Copy out all the lines in the records that include the word "environ".

[Dataset entries]
╔══

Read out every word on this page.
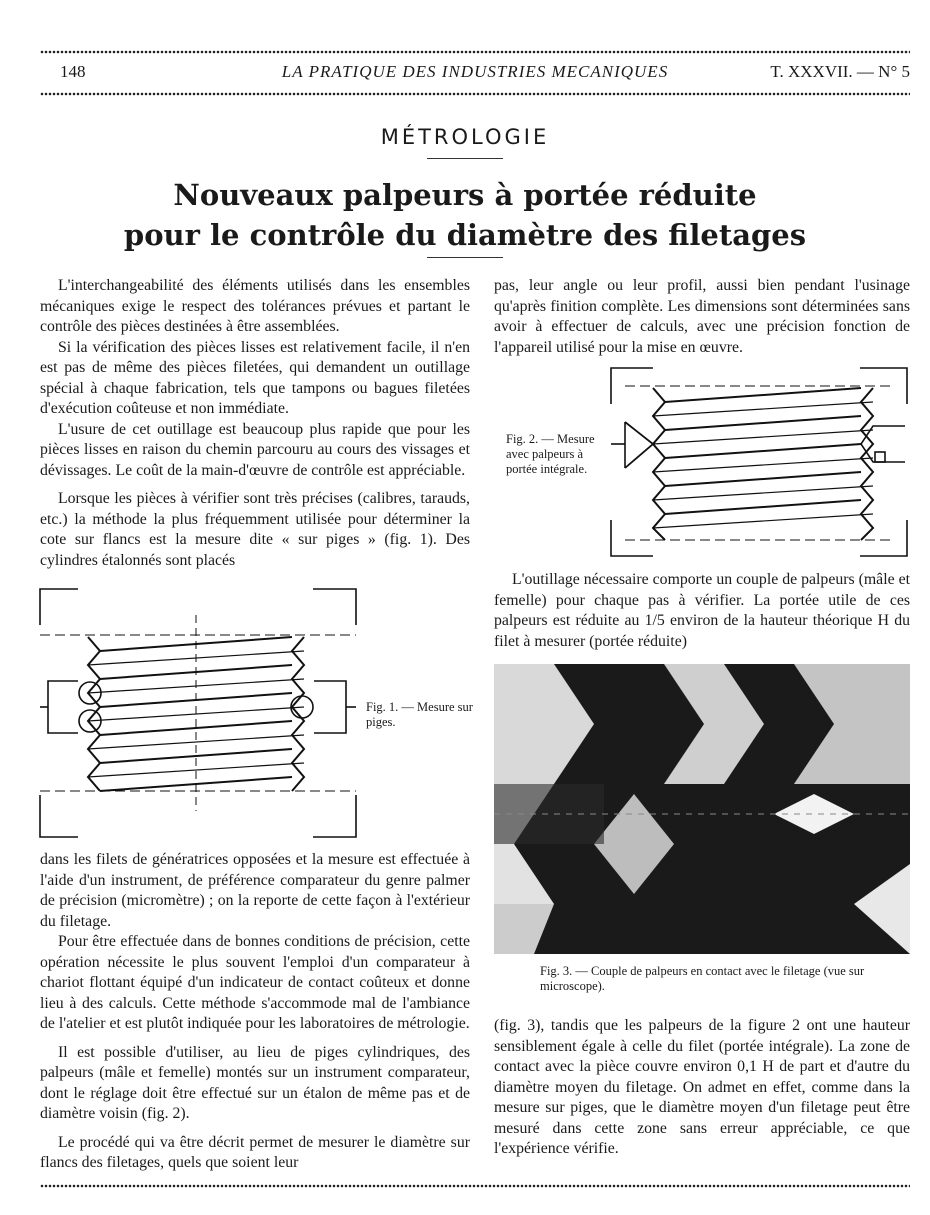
148	LA PRATIQUE DES INDUSTRIES MECANIQUES	T. XXXVII. — N° 5
MÉTROLOGIE
Nouveaux palpeurs à portée réduite
pour le contrôle du diamètre des filetages

L'interchangeabilité des éléments utilisés dans les ensembles mécaniques exige le respect des tolérances prévues et partant le contrôle des pièces destinées à être assemblées.

Si la vérification des pièces lisses est relativement facile, il n'en est pas de même des pièces filetées, qui demandent un outillage spécial à chaque fabrication, tels que tampons ou bagues filetées d'exécution coûteuse et non immédiate.

L'usure de cet outillage est beaucoup plus rapide que pour les pièces lisses en raison du chemin parcouru au cours des vissages et dévissages. Le coût de la main-d'œuvre de contrôle est appréciable.

Lorsque les pièces à vérifier sont très précises (calibres, tarauds, etc.) la méthode la plus fréquemment utilisée pour déterminer la cote sur flancs est la mesure dite « sur piges » (fig. 1). Des cylindres étalonnés sont placés

Fig. 1. — Mesure sur piges.

dans les filets de génératrices opposées et la mesure est effectuée à l'aide d'un instrument, de préférence comparateur du genre palmer de précision (micromètre) ; on la reporte de cette façon à l'extérieur du filetage.

Pour être effectuée dans de bonnes conditions de précision, cette opération nécessite le plus souvent l'emploi d'un comparateur à chariot flottant équipé d'un indicateur de contact coûteux et donne lieu à des calculs. Cette méthode s'accommode mal de l'ambiance de l'atelier et est plutôt indiquée pour les laboratoires de métrologie.

Il est possible d'utiliser, au lieu de piges cylindriques, des palpeurs (mâle et femelle) montés sur un instrument comparateur, dont le réglage doit être effectué sur un étalon de même pas et de diamètre voisin (fig. 2).

Le procédé qui va être décrit permet de mesurer le diamètre sur flancs des filetages, quels que soient leur

pas, leur angle ou leur profil, aussi bien pendant l'usinage qu'après finition complète. Les dimensions sont déterminées sans avoir à effectuer de calculs, avec une précision fonction de l'appareil utilisé pour la mise en œuvre.

Fig. 2. — Mesure avec palpeurs à portée intégrale.

L'outillage nécessaire comporte un couple de palpeurs (mâle et femelle) pour chaque pas à vérifier. La portée utile de ces palpeurs est réduite au 1/5 environ de la hauteur théorique H du filet à mesurer (portée réduite)

Fig. 3. — Couple de palpeurs en contact avec le filetage (vue sur microscope).

(fig. 3), tandis que les palpeurs de la figure 2 ont une hauteur sensiblement égale à celle du filet (portée intégrale). La zone de contact avec la pièce couvre environ 0,1 H de part et d'autre du diamètre moyen du filetage. On admet en effet, comme dans la mesure sur piges, que le diamètre moyen d'un filetage peut être mesuré dans cette zone sans erreur appréciable, ce que l'expérience vérifie.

╚══

In response |
L'outillage nécessaire comporte un couple de palpeurs (mâle et femelle) pour chaque pas à vérifier. La portée utile de ces palpeurs est réduite au 1/5 environ de la hauteur théorique H du filet à mesurer (portée réduite)
(fig. 3), tandis que les palpeurs de la figure 2 ont une hauteur sensiblement égale à celle du filet (portée intégrale). La zone de contact avec la pièce couvre environ 0,1 H de part et d'autre du diamètre moyen du filetage. On admet en effet, comme dans la mesure sur piges, que le diamètre moyen d'un filetage peut être mesuré dans cette zone sans erreur appréciable, ce que l'expérience vérifie.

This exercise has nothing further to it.